- [Records to use]

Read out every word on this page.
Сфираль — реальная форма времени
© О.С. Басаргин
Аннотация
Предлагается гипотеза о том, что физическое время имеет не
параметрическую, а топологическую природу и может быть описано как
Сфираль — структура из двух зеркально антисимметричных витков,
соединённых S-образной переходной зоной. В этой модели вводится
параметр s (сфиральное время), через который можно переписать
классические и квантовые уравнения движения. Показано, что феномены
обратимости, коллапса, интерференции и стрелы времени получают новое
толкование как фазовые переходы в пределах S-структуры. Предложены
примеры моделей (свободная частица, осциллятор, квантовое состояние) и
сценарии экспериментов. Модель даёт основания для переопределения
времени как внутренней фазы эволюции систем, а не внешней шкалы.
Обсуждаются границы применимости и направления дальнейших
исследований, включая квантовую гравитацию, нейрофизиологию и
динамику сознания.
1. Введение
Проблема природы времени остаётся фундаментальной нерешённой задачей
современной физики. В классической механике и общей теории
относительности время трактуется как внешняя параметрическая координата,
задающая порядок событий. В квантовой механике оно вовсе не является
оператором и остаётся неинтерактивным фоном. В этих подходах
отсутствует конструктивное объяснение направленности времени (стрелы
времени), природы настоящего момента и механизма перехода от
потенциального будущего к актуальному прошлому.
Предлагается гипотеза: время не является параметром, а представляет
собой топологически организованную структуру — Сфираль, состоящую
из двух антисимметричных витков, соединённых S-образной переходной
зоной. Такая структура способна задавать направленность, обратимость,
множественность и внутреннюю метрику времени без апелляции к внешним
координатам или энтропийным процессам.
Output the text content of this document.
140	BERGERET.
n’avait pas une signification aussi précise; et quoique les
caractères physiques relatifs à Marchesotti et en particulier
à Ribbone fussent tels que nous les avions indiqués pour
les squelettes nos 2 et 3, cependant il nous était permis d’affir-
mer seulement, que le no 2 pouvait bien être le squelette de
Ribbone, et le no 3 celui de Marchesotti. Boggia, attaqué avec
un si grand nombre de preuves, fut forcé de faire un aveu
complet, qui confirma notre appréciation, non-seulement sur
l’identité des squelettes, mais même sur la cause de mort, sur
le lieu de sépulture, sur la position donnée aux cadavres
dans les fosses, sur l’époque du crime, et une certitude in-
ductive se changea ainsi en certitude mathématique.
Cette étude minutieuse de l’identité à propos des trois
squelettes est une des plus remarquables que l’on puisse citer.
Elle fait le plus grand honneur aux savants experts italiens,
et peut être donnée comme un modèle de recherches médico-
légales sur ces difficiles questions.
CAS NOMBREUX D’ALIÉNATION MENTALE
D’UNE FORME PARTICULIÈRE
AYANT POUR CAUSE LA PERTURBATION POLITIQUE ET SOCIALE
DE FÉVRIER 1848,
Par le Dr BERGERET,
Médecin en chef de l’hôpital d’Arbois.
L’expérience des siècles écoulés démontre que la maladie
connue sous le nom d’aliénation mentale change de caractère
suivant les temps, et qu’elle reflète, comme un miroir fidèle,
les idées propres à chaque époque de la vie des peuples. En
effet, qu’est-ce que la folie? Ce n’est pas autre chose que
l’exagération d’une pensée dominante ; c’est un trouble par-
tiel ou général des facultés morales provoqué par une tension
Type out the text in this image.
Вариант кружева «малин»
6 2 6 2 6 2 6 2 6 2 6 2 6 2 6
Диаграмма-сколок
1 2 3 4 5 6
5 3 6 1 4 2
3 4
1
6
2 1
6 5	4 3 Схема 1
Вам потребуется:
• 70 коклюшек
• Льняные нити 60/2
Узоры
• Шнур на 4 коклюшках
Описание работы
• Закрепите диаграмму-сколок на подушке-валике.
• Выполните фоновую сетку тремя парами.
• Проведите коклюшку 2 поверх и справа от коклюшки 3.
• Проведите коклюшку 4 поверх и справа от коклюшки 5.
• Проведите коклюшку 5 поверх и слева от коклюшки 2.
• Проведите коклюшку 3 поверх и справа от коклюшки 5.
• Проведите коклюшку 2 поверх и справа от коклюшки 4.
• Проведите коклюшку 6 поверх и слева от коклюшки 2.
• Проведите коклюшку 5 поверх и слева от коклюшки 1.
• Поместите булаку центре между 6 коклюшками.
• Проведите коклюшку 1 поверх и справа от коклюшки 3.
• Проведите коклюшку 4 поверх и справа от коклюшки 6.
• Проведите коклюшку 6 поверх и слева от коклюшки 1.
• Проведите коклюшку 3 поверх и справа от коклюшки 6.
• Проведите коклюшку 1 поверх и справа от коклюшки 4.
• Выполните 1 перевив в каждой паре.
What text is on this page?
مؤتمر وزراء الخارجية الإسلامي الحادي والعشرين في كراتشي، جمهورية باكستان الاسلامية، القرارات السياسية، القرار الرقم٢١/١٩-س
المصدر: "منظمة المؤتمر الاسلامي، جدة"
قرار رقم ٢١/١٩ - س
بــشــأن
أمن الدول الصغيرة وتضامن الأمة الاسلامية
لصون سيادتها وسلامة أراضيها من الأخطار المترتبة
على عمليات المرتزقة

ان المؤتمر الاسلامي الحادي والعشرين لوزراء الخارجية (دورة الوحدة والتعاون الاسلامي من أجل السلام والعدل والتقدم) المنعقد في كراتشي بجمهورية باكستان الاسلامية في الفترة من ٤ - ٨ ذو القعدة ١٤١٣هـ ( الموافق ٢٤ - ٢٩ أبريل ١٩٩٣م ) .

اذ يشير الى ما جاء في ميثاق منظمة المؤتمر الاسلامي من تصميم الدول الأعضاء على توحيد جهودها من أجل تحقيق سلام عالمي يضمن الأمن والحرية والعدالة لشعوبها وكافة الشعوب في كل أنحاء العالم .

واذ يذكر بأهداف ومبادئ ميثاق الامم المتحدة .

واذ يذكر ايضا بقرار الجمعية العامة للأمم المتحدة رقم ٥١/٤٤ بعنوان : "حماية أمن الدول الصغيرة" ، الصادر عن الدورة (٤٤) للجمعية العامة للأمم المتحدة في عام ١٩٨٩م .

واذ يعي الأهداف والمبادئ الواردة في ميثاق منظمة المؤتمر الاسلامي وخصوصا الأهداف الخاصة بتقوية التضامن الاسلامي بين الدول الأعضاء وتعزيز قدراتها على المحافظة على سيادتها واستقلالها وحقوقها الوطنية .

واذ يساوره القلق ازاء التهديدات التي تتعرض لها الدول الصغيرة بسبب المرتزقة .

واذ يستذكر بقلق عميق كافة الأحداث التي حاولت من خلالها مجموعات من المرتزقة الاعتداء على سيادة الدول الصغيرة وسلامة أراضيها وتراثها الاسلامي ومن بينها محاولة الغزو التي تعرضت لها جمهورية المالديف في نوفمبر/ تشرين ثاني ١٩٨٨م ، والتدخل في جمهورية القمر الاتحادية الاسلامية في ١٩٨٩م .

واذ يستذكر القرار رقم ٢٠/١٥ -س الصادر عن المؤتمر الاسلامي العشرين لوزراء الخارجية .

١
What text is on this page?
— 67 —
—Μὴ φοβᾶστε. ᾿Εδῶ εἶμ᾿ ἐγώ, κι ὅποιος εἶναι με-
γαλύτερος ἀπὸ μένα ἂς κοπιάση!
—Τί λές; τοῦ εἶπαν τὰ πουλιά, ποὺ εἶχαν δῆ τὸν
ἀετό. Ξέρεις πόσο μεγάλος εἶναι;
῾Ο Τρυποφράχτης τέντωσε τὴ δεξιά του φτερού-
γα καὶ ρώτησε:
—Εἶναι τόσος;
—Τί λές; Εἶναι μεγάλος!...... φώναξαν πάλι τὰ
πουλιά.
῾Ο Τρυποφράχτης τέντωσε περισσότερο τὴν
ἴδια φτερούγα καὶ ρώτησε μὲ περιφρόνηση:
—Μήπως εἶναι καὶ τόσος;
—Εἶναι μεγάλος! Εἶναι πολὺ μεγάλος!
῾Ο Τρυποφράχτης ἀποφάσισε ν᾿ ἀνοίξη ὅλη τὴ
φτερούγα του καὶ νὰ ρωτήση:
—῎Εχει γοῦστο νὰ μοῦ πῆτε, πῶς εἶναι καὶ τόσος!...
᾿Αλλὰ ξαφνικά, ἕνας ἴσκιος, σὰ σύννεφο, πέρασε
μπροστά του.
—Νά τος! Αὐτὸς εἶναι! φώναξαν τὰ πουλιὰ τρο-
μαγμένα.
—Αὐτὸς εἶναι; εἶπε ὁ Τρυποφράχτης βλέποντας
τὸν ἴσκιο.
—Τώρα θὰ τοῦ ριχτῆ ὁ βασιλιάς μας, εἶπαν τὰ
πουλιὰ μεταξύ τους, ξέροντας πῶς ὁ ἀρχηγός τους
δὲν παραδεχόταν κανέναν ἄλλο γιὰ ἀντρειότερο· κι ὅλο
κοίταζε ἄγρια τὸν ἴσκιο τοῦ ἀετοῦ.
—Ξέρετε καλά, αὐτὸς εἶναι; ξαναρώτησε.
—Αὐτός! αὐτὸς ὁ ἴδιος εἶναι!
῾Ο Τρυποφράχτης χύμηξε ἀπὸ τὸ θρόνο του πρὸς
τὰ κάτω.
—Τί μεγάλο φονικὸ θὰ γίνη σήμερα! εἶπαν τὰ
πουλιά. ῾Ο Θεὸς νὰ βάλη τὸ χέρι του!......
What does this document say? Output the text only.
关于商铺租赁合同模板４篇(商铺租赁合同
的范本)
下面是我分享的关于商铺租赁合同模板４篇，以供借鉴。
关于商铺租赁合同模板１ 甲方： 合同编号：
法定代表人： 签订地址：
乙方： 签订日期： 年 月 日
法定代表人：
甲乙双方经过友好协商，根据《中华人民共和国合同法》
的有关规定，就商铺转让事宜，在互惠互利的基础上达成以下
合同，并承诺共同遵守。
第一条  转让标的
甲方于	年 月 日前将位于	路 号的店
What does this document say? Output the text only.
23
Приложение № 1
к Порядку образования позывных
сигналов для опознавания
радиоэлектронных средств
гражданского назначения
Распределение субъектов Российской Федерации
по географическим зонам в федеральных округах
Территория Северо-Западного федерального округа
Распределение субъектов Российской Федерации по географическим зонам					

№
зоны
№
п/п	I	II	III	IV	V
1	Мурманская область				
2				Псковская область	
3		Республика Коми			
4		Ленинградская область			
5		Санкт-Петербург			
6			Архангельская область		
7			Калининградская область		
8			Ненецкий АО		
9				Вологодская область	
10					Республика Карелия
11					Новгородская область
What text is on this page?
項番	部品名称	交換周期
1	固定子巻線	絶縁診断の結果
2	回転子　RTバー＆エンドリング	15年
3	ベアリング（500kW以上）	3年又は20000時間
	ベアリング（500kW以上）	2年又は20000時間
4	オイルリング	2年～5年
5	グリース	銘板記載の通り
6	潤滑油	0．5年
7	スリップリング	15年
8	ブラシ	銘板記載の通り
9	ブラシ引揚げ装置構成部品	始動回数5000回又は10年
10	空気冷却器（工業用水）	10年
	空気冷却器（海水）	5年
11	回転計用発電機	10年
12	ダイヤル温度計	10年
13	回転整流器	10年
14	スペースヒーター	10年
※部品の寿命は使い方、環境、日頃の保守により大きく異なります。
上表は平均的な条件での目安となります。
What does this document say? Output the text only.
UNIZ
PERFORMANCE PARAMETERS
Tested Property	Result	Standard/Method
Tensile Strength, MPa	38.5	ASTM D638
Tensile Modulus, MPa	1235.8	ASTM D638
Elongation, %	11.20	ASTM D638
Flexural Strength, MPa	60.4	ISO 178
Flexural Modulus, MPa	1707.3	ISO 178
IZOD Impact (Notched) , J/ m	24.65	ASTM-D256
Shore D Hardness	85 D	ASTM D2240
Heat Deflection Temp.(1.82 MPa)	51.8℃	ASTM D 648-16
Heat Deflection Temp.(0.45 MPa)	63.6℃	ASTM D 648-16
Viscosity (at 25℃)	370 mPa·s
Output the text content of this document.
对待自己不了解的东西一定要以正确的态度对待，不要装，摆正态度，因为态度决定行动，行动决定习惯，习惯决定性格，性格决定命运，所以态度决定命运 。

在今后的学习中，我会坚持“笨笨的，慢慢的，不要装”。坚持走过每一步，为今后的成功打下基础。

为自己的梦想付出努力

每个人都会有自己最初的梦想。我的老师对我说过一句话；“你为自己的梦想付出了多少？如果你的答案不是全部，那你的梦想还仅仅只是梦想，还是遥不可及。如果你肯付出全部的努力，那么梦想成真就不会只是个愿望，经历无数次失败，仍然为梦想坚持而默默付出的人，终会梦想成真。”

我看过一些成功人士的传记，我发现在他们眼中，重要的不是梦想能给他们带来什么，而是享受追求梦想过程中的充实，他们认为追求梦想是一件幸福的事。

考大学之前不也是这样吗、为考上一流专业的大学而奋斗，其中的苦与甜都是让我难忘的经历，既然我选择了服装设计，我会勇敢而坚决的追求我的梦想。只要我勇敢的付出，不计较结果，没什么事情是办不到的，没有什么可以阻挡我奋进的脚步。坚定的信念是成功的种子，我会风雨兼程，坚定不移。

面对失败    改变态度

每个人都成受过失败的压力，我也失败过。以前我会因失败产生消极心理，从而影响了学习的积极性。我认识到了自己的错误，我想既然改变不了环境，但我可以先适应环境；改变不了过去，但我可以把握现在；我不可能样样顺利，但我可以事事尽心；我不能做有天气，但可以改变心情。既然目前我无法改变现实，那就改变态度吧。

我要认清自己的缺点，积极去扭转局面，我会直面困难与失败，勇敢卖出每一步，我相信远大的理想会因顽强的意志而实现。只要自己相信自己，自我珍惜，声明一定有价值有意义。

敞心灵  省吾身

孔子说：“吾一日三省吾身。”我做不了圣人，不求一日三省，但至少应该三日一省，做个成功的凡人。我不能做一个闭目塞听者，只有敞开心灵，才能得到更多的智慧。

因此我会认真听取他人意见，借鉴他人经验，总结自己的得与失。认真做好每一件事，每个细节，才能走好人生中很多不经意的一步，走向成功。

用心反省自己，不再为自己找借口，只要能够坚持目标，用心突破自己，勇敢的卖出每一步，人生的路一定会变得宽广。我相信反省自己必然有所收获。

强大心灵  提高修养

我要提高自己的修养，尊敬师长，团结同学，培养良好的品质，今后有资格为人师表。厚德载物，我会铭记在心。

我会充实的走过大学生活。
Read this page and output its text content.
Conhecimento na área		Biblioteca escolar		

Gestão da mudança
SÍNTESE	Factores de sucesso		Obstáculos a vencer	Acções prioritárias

- [Your objective] Make an exact copy of every line from the one with "Read this page and output its text content." to the end of the data, with the first and last of those lines included.

- [Finished task]
Read this page and output its text content.
Conhecimento na área		Biblioteca escolar		

Gestão da mudança
SÍNTESE	Factores de sucesso		Obstáculos a vencer	Acções prioritárias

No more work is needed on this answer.